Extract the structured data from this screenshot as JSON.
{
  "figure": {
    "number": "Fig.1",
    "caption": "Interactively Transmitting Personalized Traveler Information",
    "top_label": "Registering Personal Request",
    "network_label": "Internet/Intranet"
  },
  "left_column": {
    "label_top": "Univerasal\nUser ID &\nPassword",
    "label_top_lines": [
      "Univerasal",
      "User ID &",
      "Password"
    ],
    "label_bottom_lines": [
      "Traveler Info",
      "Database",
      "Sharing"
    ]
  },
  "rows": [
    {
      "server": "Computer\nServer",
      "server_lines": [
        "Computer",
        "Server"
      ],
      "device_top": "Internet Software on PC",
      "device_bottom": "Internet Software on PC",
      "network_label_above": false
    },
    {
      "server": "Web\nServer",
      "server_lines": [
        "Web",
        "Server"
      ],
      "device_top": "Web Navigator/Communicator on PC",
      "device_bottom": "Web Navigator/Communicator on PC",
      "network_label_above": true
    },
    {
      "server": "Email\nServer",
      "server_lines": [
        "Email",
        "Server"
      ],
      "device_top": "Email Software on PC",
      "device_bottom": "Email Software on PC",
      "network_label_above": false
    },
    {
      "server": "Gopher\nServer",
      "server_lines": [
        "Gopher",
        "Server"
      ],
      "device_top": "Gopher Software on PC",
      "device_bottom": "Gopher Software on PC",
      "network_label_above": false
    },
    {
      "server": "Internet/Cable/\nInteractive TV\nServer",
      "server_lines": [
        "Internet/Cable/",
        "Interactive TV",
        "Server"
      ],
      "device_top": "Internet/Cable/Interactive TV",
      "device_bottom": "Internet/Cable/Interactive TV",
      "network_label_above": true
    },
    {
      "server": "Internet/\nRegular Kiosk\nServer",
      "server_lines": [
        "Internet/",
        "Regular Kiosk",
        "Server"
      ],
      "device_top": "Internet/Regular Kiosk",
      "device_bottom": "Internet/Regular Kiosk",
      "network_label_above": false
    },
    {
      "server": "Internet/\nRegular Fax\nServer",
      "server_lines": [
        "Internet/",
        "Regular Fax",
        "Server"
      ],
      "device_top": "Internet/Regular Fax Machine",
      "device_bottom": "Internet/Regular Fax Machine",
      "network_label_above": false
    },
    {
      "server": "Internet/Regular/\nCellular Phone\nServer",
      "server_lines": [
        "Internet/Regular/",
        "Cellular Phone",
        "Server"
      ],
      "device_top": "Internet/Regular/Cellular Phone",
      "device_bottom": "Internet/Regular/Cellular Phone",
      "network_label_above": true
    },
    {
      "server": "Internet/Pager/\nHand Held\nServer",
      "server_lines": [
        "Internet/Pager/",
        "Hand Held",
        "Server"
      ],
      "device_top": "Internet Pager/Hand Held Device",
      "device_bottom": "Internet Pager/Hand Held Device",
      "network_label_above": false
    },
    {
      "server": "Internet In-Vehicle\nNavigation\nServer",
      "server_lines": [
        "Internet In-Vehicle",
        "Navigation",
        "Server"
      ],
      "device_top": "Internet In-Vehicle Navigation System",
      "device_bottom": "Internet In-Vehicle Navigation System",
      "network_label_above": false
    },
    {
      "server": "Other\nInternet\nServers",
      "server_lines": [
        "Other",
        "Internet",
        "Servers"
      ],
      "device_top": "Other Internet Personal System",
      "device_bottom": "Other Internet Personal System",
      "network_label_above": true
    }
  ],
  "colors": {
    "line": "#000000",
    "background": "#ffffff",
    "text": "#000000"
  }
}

_YOUR INSTRUCTIONS_. Copy out the whole listing exactly as written.

_THE ANSWER_.
Extract the structured data from this screenshot as JSON.
{
  "figure": {
    "number": "Fig.1",
    "caption": "Interactively Transmitting Personalized Traveler Information",
    "top_label": "Registering Personal Request",
    "network_label": "Internet/Intranet"
  },
  "left_column": {
    "label_top": "Univerasal\nUser ID &\nPassword",
    "label_top_lines": [
      "Univerasal",
      "User ID &",
      "Password"
    ],
    "label_bottom_lines": [
      "Traveler Info",
      "Database",
      "Sharing"
    ]
  },
  "rows": [
    {
      "server": "Computer\nServer",
      "server_lines": [
        "Computer",
        "Server"
      ],
      "device_top": "Internet Software on PC",
      "device_bottom": "Internet Software on PC",
      "network_label_above": false
    },
    {
      "server": "Web\nServer",
      "server_lines": [
        "Web",
        "Server"
      ],
      "device_top": "Web Navigator/Communicator on PC",
      "device_bottom": "Web Navigator/Communicator on PC",
      "network_label_above": true
    },
    {
      "server": "Email\nServer",
      "server_lines": [
        "Email",
        "Server"
      ],
      "device_top": "Email Software on PC",
      "device_bottom": "Email Software on PC",
      "network_label_above": false
    },
    {
      "server": "Gopher\nServer",
      "server_lines": [
        "Gopher",
        "Server"
      ],
      "device_top": "Gopher Software on PC",
      "device_bottom": "Gopher Software on PC",
      "network_label_above": false
    },
    {
      "server": "Internet/Cable/\nInteractive TV\nServer",
      "server_lines": [
        "Internet/Cable/",
        "Interactive TV",
        "Server"
      ],
      "device_top": "Internet/Cable/Interactive TV",
      "device_bottom": "Internet/Cable/Interactive TV",
      "network_label_above": true
    },
    {
      "server": "Internet/\nRegular Kiosk\nServer",
      "server_lines": [
        "Internet/",
        "Regular Kiosk",
        "Server"
      ],
      "device_top": "Internet/Regular Kiosk",
      "device_bottom": "Internet/Regular Kiosk",
      "network_label_above": false
    },
    {
      "server": "Internet/\nRegular Fax\nServer",
      "server_lines": [
        "Internet/",
        "Regular Fax",
        "Server"
      ],
      "device_top": "Internet/Regular Fax Machine",
      "device_bottom": "Internet/Regular Fax Machine",
      "network_label_above": false
    },
    {
      "server": "Internet/Regular/\nCellular Phone\nServer",
      "server_lines": [
        "Internet/Regular/",
        "Cellular Phone",
        "Server"
      ],
      "device_top": "Internet/Regular/Cellular Phone",
      "device_bottom": "Internet/Regular/Cellular Phone",
      "network_label_above": true
    },
    {
      "server": "Internet/Pager/\nHand Held\nServer",
      "server_lines": [
        "Internet/Pager/",
        "Hand Held",
        "Server"
      ],
      "device_top": "Internet Pager/Hand Held Device",
      "device_bottom": "Internet Pager/Hand Held Device",
      "network_label_above": false
    },
    {
      "server": "Internet In-Vehicle\nNavigation\nServer",
      "server_lines": [
        "Internet In-Vehicle",
        "Navigation",
        "Server"
      ],
      "device_top": "Internet In-Vehicle Navigation System",
      "device_bottom": "Internet In-Vehicle Navigation System",
      "network_label_above": false
    },
    {
      "server": "Other\nInternet\nServers",
      "server_lines": [
        "Other",
        "Internet",
        "Servers"
      ],
      "device_top": "Other Internet Personal System",
      "device_bottom": "Other Internet Personal System",
      "network_label_above": true
    }
  ],
  "colors": {
    "line": "#000000",
    "background": "#ffffff",
    "text": "#000000"
  }
}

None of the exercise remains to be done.